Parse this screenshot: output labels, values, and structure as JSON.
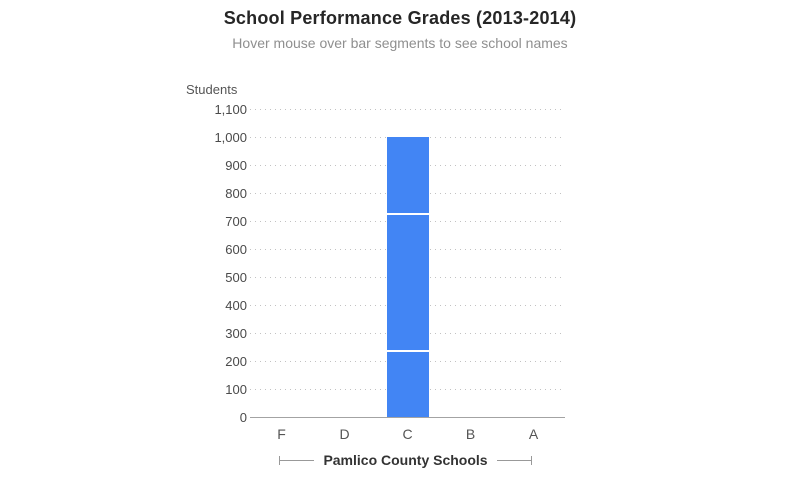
{
  "chart_data": {
    "type": "bar",
    "stacked": true,
    "title": "School Performance Grades (2013-2014)",
    "subtitle": "Hover mouse over bar segments to see school names",
    "xlabel": "Pamlico County Schools",
    "ylabel": "Students",
    "categories": [
      "F",
      "D",
      "C",
      "B",
      "A"
    ],
    "series": [
      {
        "name": "segment-bottom",
        "values": [
          0,
          0,
          235,
          0,
          0
        ]
      },
      {
        "name": "segment-middle",
        "values": [
          0,
          0,
          490,
          0,
          0
        ]
      },
      {
        "name": "segment-top",
        "values": [
          0,
          0,
          275,
          0,
          0
        ]
      }
    ],
    "bar_total_at_C": 1000,
    "ylim": [
      0,
      1100
    ],
    "y_ticks": [
      {
        "value": 0,
        "label": "0"
      },
      {
        "value": 100,
        "label": "100"
      },
      {
        "value": 200,
        "label": "200"
      },
      {
        "value": 300,
        "label": "300"
      },
      {
        "value": 400,
        "label": "400"
      },
      {
        "value": 500,
        "label": "500"
      },
      {
        "value": 600,
        "label": "600"
      },
      {
        "value": 700,
        "label": "700"
      },
      {
        "value": 800,
        "label": "800"
      },
      {
        "value": 900,
        "label": "900"
      },
      {
        "value": 1000,
        "label": "1,000"
      },
      {
        "value": 1100,
        "label": "1,100"
      }
    ],
    "grid": {
      "horizontal": "dotted",
      "vertical": "none"
    },
    "legend": "none",
    "colors": {
      "bar": "#4285f4",
      "segment_divider": "#ffffff",
      "gridline": "#c2c2c2",
      "axis_line": "#a3a3a3",
      "title": "#262626",
      "subtitle": "#8f8f8f",
      "tick_label": "#4a4a4a",
      "axis_title": "#555555"
    }
  }
}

------------------------------------------------

### Stated task
Extract all the data above exactly, excluding every picture.

### Answer for this exercise
Parse this screenshot: output labels, values, and structure as JSON.
{
  "chart_data": {
    "type": "bar",
    "stacked": true,
    "title": "School Performance Grades (2013-2014)",
    "subtitle": "Hover mouse over bar segments to see school names",
    "xlabel": "Pamlico County Schools",
    "ylabel": "Students",
    "categories": [
      "F",
      "D",
      "C",
      "B",
      "A"
    ],
    "series": [
      {
        "name": "segment-bottom",
        "values": [
          0,
          0,
          235,
          0,
          0
        ]
      },
      {
        "name": "segment-middle",
        "values": [
          0,
          0,
          490,
          0,
          0
        ]
      },
      {
        "name": "segment-top",
        "values": [
          0,
          0,
          275,
          0,
          0
        ]
      }
    ],
    "bar_total_at_C": 1000,
    "ylim": [
      0,
      1100
    ],
    "y_ticks": [
      {
        "value": 0,
        "label": "0"
      },
      {
        "value": 100,
        "label": "100"
      },
      {
        "value": 200,
        "label": "200"
      },
      {
        "value": 300,
        "label": "300"
      },
      {
        "value": 400,
        "label": "400"
      },
      {
        "value": 500,
        "label": "500"
      },
      {
        "value": 600,
        "label": "600"
      },
      {
        "value": 700,
        "label": "700"
      },
      {
        "value": 800,
        "label": "800"
      },
      {
        "value": 900,
        "label": "900"
      },
      {
        "value": 1000,
        "label": "1,000"
      },
      {
        "value": 1100,
        "label": "1,100"
      }
    ],
    "grid": {
      "horizontal": "dotted",
      "vertical": "none"
    },
    "legend": "none",
    "colors": {
      "bar": "#4285f4",
      "segment_divider": "#ffffff",
      "gridline": "#c2c2c2",
      "axis_line": "#a3a3a3",
      "title": "#262626",
      "subtitle": "#8f8f8f",
      "tick_label": "#4a4a4a",
      "axis_title": "#555555"
    }
  }
}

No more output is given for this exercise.